_Exercise_
From the entries below, tally how many lines contain "selected" and report only that figure.

_Data shown_
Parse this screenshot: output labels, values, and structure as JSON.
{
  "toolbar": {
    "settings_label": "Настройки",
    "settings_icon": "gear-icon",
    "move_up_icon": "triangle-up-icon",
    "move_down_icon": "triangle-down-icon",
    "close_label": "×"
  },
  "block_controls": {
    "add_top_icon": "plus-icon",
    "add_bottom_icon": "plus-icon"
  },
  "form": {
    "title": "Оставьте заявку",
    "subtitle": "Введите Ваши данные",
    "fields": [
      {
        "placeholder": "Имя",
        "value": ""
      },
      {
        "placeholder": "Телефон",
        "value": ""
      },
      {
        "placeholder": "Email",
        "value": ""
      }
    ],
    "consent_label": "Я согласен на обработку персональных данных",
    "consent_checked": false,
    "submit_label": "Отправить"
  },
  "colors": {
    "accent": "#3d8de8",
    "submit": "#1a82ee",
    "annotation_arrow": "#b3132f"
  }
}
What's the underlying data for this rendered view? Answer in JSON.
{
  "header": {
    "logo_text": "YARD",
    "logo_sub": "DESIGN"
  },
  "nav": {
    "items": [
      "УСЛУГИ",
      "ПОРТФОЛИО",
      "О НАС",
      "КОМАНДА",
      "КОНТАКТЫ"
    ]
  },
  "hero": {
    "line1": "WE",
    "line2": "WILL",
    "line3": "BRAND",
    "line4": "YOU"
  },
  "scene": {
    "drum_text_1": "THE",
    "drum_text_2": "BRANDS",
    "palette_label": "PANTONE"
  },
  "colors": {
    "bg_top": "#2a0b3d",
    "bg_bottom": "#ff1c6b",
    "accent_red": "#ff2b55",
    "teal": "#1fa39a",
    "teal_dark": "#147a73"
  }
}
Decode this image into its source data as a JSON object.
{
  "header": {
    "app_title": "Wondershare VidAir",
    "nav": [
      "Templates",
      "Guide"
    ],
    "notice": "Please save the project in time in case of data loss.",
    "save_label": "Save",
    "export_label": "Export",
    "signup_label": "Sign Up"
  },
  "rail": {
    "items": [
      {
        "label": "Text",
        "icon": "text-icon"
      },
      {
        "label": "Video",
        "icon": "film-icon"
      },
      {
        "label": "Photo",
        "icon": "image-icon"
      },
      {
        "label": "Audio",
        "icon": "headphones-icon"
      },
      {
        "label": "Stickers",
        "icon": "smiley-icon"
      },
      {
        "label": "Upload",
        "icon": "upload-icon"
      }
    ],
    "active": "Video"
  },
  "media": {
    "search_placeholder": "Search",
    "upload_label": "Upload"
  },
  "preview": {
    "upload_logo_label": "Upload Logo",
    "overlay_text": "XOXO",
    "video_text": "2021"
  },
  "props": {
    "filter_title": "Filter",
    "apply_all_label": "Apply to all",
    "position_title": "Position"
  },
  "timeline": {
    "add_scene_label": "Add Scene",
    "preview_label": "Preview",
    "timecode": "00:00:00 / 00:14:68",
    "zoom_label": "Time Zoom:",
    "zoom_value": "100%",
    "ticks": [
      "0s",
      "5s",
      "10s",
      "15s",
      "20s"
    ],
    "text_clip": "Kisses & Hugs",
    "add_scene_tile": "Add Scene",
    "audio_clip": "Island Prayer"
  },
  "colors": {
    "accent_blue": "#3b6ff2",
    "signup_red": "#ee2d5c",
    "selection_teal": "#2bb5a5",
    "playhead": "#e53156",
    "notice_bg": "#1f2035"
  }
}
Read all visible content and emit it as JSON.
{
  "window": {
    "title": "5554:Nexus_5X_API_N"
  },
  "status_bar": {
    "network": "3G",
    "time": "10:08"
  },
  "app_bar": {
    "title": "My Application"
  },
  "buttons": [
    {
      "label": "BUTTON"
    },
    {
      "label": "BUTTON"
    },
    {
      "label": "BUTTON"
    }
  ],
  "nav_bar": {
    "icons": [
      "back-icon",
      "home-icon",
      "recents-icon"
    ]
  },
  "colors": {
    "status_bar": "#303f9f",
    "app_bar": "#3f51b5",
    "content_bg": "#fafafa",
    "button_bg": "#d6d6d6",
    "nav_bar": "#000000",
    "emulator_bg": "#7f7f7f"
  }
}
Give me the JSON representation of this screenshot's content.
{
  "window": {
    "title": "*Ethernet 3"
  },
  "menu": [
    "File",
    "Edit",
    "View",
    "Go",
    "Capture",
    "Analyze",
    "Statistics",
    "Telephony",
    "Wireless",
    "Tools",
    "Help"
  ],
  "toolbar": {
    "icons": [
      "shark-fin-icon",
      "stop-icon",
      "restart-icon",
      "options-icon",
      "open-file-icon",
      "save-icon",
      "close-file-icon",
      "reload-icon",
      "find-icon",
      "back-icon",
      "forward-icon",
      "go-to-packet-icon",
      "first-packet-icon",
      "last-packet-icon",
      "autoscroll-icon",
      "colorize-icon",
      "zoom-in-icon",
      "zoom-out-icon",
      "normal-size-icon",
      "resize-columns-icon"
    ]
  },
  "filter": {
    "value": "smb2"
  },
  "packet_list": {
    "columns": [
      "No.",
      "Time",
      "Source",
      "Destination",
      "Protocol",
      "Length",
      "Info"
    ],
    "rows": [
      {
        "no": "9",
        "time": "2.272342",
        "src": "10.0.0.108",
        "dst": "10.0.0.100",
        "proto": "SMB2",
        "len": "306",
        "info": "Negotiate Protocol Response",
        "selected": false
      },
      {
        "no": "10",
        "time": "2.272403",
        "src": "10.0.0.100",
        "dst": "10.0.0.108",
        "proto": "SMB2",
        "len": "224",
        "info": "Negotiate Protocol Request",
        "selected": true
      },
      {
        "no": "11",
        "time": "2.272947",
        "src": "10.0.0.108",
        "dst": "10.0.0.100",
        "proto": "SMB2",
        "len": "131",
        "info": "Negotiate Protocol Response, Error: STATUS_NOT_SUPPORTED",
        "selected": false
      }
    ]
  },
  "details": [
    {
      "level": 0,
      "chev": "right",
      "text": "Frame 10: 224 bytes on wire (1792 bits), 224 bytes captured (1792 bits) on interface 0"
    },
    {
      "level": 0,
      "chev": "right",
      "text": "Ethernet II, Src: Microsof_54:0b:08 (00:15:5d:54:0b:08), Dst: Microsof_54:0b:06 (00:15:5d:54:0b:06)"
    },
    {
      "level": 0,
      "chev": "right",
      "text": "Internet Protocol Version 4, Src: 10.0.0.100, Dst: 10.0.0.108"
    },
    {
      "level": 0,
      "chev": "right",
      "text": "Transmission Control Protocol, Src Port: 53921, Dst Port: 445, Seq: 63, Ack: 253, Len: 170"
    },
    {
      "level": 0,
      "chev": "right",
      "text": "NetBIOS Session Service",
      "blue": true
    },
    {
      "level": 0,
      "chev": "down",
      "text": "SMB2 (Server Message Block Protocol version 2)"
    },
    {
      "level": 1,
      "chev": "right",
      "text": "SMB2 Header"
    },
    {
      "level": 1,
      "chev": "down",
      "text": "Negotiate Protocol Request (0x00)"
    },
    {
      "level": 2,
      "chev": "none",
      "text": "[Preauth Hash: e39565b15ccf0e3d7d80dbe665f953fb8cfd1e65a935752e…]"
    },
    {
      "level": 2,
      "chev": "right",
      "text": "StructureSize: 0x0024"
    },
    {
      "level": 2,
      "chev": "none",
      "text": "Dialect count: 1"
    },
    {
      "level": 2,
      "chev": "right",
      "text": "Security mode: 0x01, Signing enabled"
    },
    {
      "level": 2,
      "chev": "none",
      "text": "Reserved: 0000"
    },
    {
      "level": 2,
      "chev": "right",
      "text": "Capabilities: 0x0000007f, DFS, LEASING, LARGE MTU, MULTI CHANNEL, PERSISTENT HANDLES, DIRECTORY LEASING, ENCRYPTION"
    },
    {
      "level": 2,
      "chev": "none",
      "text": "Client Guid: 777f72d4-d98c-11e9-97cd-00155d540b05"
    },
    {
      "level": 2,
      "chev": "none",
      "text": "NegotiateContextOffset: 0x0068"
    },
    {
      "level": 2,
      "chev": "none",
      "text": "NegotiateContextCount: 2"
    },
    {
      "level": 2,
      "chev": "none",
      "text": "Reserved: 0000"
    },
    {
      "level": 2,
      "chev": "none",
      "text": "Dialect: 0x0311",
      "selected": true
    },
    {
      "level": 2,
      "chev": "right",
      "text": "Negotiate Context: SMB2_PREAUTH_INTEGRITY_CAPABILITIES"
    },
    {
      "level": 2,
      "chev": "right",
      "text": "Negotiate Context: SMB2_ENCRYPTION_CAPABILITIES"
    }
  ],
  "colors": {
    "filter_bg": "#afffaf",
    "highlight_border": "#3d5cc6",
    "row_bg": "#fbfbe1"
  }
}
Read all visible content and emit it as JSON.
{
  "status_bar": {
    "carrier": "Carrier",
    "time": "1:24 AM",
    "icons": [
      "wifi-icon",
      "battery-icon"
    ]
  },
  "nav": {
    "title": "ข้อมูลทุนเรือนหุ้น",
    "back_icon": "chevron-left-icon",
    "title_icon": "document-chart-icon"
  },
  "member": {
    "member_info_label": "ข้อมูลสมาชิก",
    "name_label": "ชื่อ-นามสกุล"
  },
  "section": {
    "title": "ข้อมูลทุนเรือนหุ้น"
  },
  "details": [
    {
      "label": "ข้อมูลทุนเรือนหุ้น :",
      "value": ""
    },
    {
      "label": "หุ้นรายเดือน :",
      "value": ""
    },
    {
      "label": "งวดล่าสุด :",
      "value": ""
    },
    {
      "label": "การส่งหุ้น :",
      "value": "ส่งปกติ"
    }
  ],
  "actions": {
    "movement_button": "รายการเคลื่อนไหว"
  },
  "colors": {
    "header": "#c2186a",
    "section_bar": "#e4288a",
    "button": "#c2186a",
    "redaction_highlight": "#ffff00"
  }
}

_Completed exercise_
4